### SET TASK
Output the full listing below exactly, without the pictures.

#### PROVIDED ENTRIES

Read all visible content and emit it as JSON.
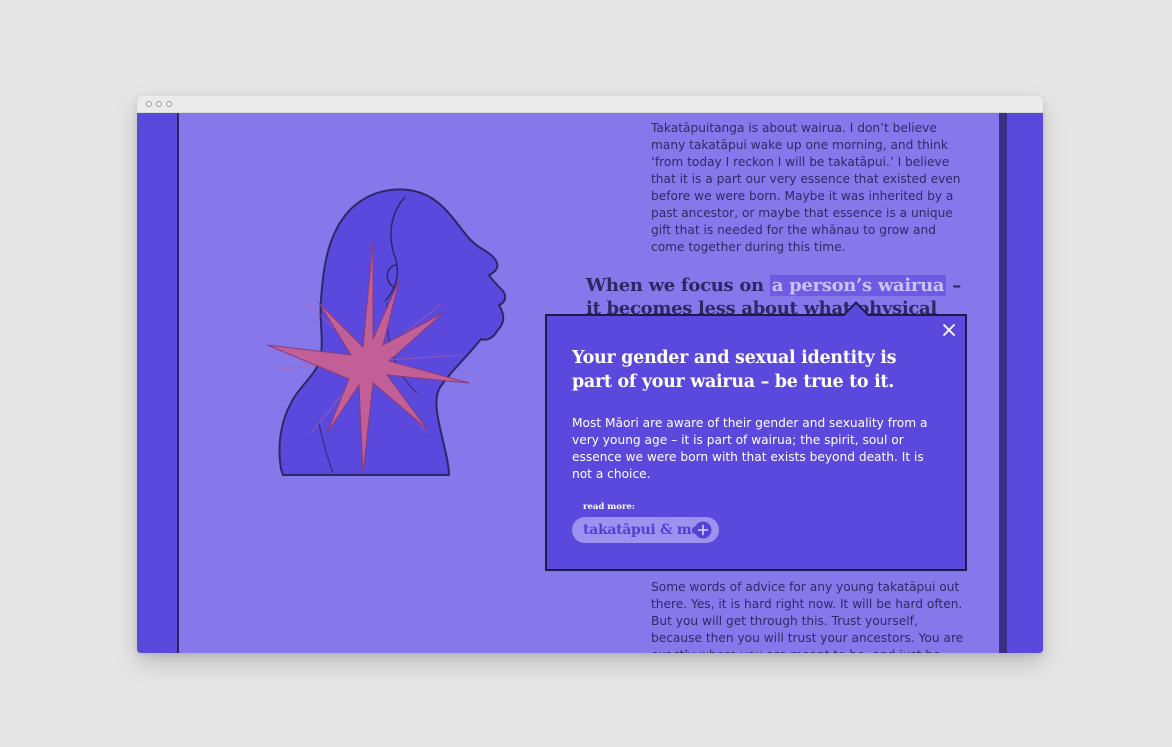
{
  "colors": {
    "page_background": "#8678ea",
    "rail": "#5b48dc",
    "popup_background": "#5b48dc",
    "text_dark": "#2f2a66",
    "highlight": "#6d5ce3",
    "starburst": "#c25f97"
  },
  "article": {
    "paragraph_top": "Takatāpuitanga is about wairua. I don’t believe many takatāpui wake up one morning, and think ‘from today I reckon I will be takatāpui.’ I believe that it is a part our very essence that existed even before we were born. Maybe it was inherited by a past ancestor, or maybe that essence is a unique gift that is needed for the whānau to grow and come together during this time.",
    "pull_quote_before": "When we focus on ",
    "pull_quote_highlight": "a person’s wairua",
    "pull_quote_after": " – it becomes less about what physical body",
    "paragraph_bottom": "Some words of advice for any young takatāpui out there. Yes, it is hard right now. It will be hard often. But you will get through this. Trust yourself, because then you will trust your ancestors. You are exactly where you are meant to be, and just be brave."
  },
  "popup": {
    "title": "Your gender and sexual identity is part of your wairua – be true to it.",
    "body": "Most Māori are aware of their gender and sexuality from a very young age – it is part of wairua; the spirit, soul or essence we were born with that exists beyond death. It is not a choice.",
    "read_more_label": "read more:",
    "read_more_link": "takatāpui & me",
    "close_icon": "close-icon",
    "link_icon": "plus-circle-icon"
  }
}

########

### OUTPUT BELOW
Read all visible content and emit it as JSON.
{
  "colors": {
    "page_background": "#8678ea",
    "rail": "#5b48dc",
    "popup_background": "#5b48dc",
    "text_dark": "#2f2a66",
    "highlight": "#6d5ce3",
    "starburst": "#c25f97"
  },
  "article": {
    "paragraph_top": "Takatāpuitanga is about wairua. I don’t believe many takatāpui wake up one morning, and think ‘from today I reckon I will be takatāpui.’ I believe that it is a part our very essence that existed even before we were born. Maybe it was inherited by a past ancestor, or maybe that essence is a unique gift that is needed for the whānau to grow and come together during this time.",
    "pull_quote_before": "When we focus on ",
    "pull_quote_highlight": "a person’s wairua",
    "pull_quote_after": " – it becomes less about what physical body",
    "paragraph_bottom": "Some words of advice for any young takatāpui out there. Yes, it is hard right now. It will be hard often. But you will get through this. Trust yourself, because then you will trust your ancestors. You are exactly where you are meant to be, and just be brave."
  },
  "popup": {
    "title": "Your gender and sexual identity is part of your wairua – be true to it.",
    "body": "Most Māori are aware of their gender and sexuality from a very young age – it is part of wairua; the spirit, soul or essence we were born with that exists beyond death. It is not a choice.",
    "read_more_label": "read more:",
    "read_more_link": "takatāpui & me",
    "close_icon": "close-icon",
    "link_icon": "plus-circle-icon"
  }
}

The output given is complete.